### What you should do
How many lines of the data hold the word "JSON"? State the number and nothing else.

### Raw records
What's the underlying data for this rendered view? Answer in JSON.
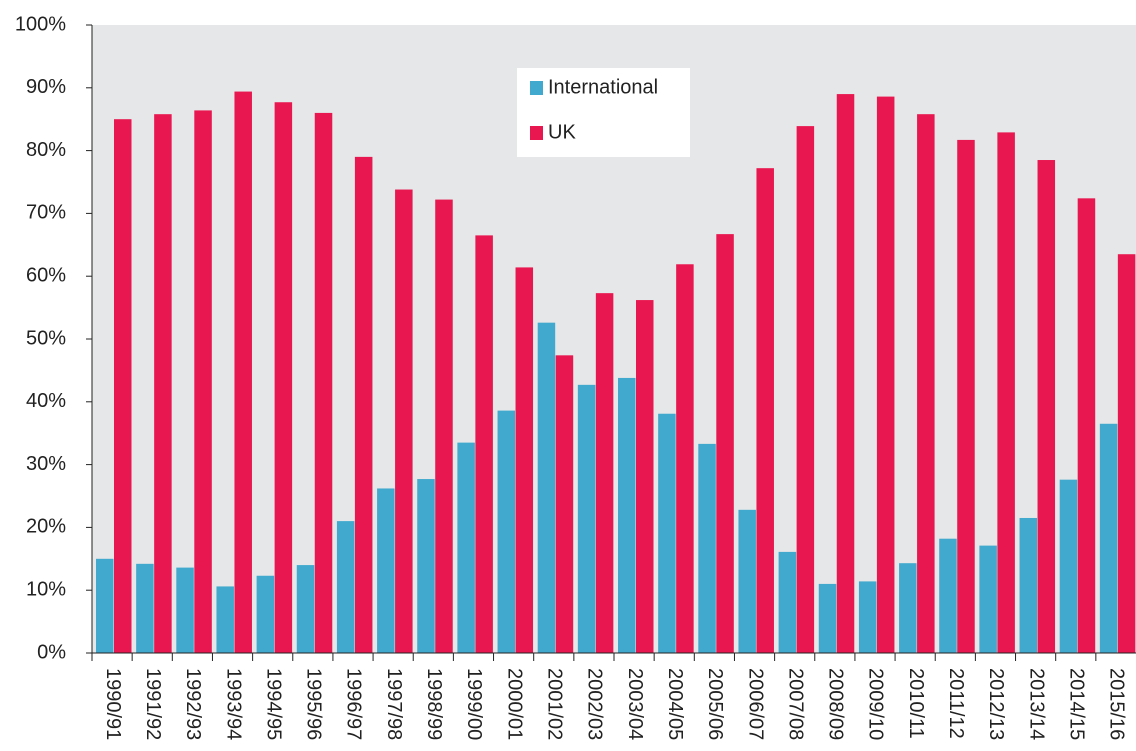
{
  "chart_data": {
    "type": "bar",
    "categories": [
      "1990/91",
      "1991/92",
      "1992/93",
      "1993/94",
      "1994/95",
      "1995/96",
      "1996/97",
      "1997/98",
      "1998/99",
      "1999/00",
      "2000/01",
      "2001/02",
      "2002/03",
      "2003/04",
      "2004/05",
      "2005/06",
      "2006/07",
      "2007/08",
      "2008/09",
      "2009/10",
      "2010/11",
      "2011/12",
      "2012/13",
      "2013/14",
      "2014/15",
      "2015/16"
    ],
    "series": [
      {
        "name": "International",
        "color": "#41a9cd",
        "values": [
          15.0,
          14.2,
          13.6,
          10.6,
          12.3,
          14.0,
          21.0,
          26.2,
          27.7,
          33.5,
          38.6,
          52.6,
          42.7,
          43.8,
          38.1,
          33.3,
          22.8,
          16.1,
          11.0,
          11.4,
          14.3,
          18.2,
          17.1,
          21.5,
          27.6,
          36.5
        ]
      },
      {
        "name": "UK",
        "color": "#e8174f",
        "values": [
          85.0,
          85.8,
          86.4,
          89.4,
          87.7,
          86.0,
          79.0,
          73.8,
          72.2,
          66.5,
          61.4,
          47.4,
          57.3,
          56.2,
          61.9,
          66.7,
          77.2,
          83.9,
          89.0,
          88.6,
          85.8,
          81.7,
          82.9,
          78.5,
          72.4,
          63.5
        ]
      }
    ],
    "ylim": [
      0,
      100
    ],
    "yticks": [
      {
        "value": 0,
        "label": "0%"
      },
      {
        "value": 10,
        "label": "10%"
      },
      {
        "value": 20,
        "label": "20%"
      },
      {
        "value": 30,
        "label": "30%"
      },
      {
        "value": 40,
        "label": "40%"
      },
      {
        "value": 50,
        "label": "50%"
      },
      {
        "value": 60,
        "label": "60%"
      },
      {
        "value": 70,
        "label": "70%"
      },
      {
        "value": 80,
        "label": "80%"
      },
      {
        "value": 90,
        "label": "90%"
      },
      {
        "value": 100,
        "label": "100%"
      }
    ],
    "legend": "top-center",
    "background": "#e6e7e8"
  }
}
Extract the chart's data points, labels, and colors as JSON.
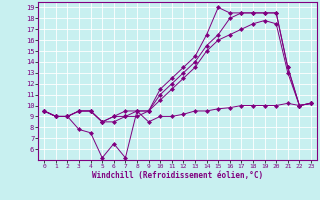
{
  "xlabel": "Windchill (Refroidissement éolien,°C)",
  "ylabel": "",
  "bg_color": "#c8f0f0",
  "line_color": "#800080",
  "grid_color": "#ffffff",
  "xlim": [
    -0.5,
    23.5
  ],
  "ylim": [
    5,
    19.5
  ],
  "xticks": [
    0,
    1,
    2,
    3,
    4,
    5,
    6,
    7,
    8,
    9,
    10,
    11,
    12,
    13,
    14,
    15,
    16,
    17,
    18,
    19,
    20,
    21,
    22,
    23
  ],
  "yticks": [
    6,
    7,
    8,
    9,
    10,
    11,
    12,
    13,
    14,
    15,
    16,
    17,
    18,
    19
  ],
  "series": [
    {
      "x": [
        0,
        1,
        2,
        3,
        4,
        5,
        6,
        7,
        8,
        9,
        10,
        11,
        12,
        13,
        14,
        15,
        16,
        17,
        18,
        19,
        20,
        21,
        22,
        23
      ],
      "y": [
        9.5,
        9.0,
        9.0,
        7.8,
        7.5,
        5.2,
        6.5,
        5.2,
        9.5,
        8.5,
        9.0,
        9.0,
        9.2,
        9.5,
        9.5,
        9.7,
        9.8,
        10.0,
        10.0,
        10.0,
        10.0,
        10.2,
        10.0,
        10.2
      ],
      "marker": "D",
      "markersize": 2
    },
    {
      "x": [
        0,
        1,
        2,
        3,
        4,
        5,
        6,
        7,
        8,
        9,
        10,
        11,
        12,
        13,
        14,
        15,
        16,
        17,
        18,
        19,
        20,
        21,
        22,
        23
      ],
      "y": [
        9.5,
        9.0,
        9.0,
        9.5,
        9.5,
        8.5,
        8.5,
        9.0,
        9.0,
        9.5,
        10.5,
        11.5,
        12.5,
        13.5,
        15.0,
        16.0,
        16.5,
        17.0,
        17.5,
        17.8,
        17.5,
        13.0,
        10.0,
        10.2
      ],
      "marker": "D",
      "markersize": 2
    },
    {
      "x": [
        0,
        1,
        2,
        3,
        4,
        5,
        6,
        7,
        8,
        9,
        10,
        11,
        12,
        13,
        14,
        15,
        16,
        17,
        18,
        19,
        20,
        21,
        22,
        23
      ],
      "y": [
        9.5,
        9.0,
        9.0,
        9.5,
        9.5,
        8.5,
        9.0,
        9.0,
        9.5,
        9.5,
        11.0,
        12.0,
        13.0,
        14.0,
        15.5,
        16.5,
        18.0,
        18.5,
        18.5,
        18.5,
        18.5,
        13.5,
        10.0,
        10.2
      ],
      "marker": "D",
      "markersize": 2
    },
    {
      "x": [
        0,
        1,
        2,
        3,
        4,
        5,
        6,
        7,
        8,
        9,
        10,
        11,
        12,
        13,
        14,
        15,
        16,
        17,
        18,
        19,
        20,
        21,
        22,
        23
      ],
      "y": [
        9.5,
        9.0,
        9.0,
        9.5,
        9.5,
        8.5,
        9.0,
        9.5,
        9.5,
        9.5,
        11.5,
        12.5,
        13.5,
        14.5,
        16.5,
        19.0,
        18.5,
        18.5,
        18.5,
        18.5,
        18.5,
        13.5,
        10.0,
        10.2
      ],
      "marker": "D",
      "markersize": 2
    }
  ]
}
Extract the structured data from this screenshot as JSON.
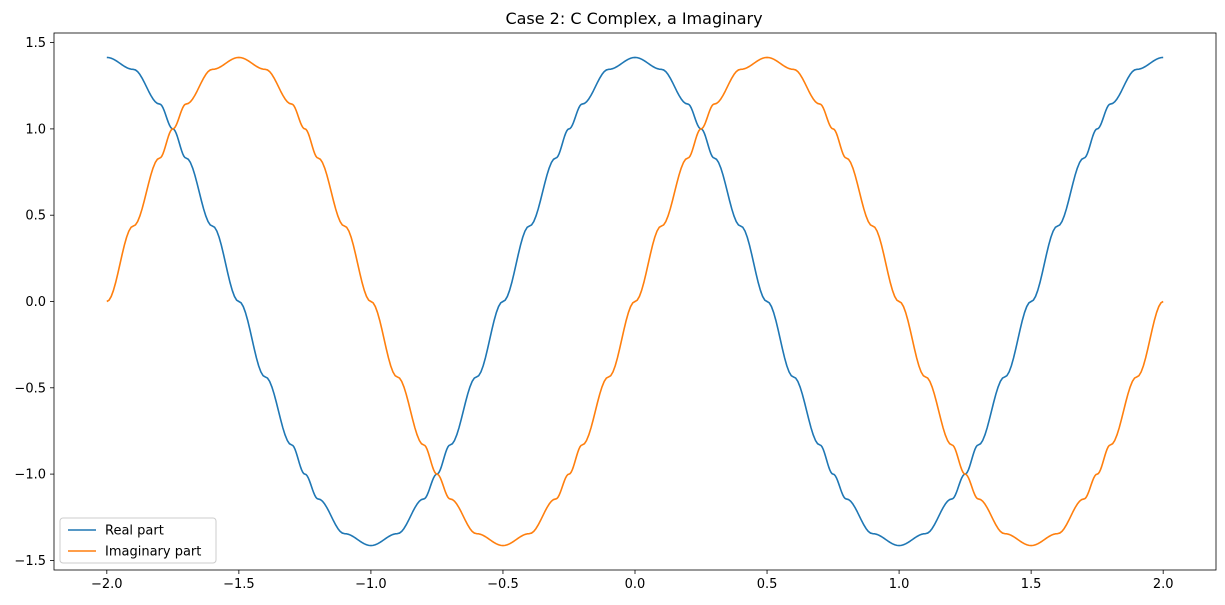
{
  "chart_data": {
    "type": "line",
    "title": "Case 2: C Complex, a Imaginary",
    "xlabel": "",
    "ylabel": "",
    "xlim": [
      -2.2,
      2.2
    ],
    "ylim": [
      -1.5556,
      1.5556
    ],
    "x_ticks": [
      -2.0,
      -1.5,
      -1.0,
      -0.5,
      0.0,
      0.5,
      1.0,
      1.5,
      2.0
    ],
    "x_tick_labels": [
      "−2.0",
      "−1.5",
      "−1.0",
      "−0.5",
      "0.0",
      "0.5",
      "1.0",
      "1.5",
      "2.0"
    ],
    "y_ticks": [
      1.5,
      1.0,
      0.5,
      0.0,
      -0.5,
      -1.0,
      -1.5
    ],
    "y_tick_labels": [
      "1.5",
      "1.0",
      "0.5",
      "0.0",
      "−0.5",
      "−1.0",
      "−1.5"
    ],
    "grid": false,
    "legend_position": "lower-left",
    "x": [
      -2.0,
      -1.9,
      -1.8,
      -1.75,
      -1.7,
      -1.6,
      -1.5,
      -1.4,
      -1.3,
      -1.25,
      -1.2,
      -1.1,
      -1.0,
      -0.9,
      -0.8,
      -0.75,
      -0.7,
      -0.6,
      -0.5,
      -0.4,
      -0.3,
      -0.25,
      -0.2,
      -0.1,
      0.0,
      0.1,
      0.2,
      0.25,
      0.3,
      0.4,
      0.5,
      0.6,
      0.7,
      0.75,
      0.8,
      0.9,
      1.0,
      1.1,
      1.2,
      1.25,
      1.3,
      1.4,
      1.5,
      1.6,
      1.7,
      1.75,
      1.8,
      1.9,
      2.0
    ],
    "series": [
      {
        "name": "Real part",
        "color": "#1f77b4",
        "values": [
          1.414,
          1.345,
          1.144,
          1.0,
          0.831,
          0.437,
          0.0,
          -0.437,
          -0.831,
          -1.0,
          -1.144,
          -1.345,
          -1.414,
          -1.345,
          -1.144,
          -1.0,
          -0.831,
          -0.437,
          0.0,
          0.437,
          0.831,
          1.0,
          1.144,
          1.345,
          1.414,
          1.345,
          1.144,
          1.0,
          0.831,
          0.437,
          0.0,
          -0.437,
          -0.831,
          -1.0,
          -1.144,
          -1.345,
          -1.414,
          -1.345,
          -1.144,
          -1.0,
          -0.831,
          -0.437,
          0.0,
          0.437,
          0.831,
          1.0,
          1.144,
          1.345,
          1.414
        ]
      },
      {
        "name": "Imaginary part",
        "color": "#ff7f0e",
        "values": [
          0.0,
          0.437,
          0.831,
          1.0,
          1.144,
          1.345,
          1.414,
          1.345,
          1.144,
          1.0,
          0.831,
          0.437,
          0.0,
          -0.437,
          -0.831,
          -1.0,
          -1.144,
          -1.345,
          -1.414,
          -1.345,
          -1.144,
          -1.0,
          -0.831,
          -0.437,
          0.0,
          0.437,
          0.831,
          1.0,
          1.144,
          1.345,
          1.414,
          1.345,
          1.144,
          1.0,
          0.831,
          0.437,
          0.0,
          -0.437,
          -0.831,
          -1.0,
          -1.144,
          -1.345,
          -1.414,
          -1.345,
          -1.144,
          -1.0,
          -0.831,
          -0.437,
          0.0
        ]
      }
    ]
  }
}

### Exercise output
3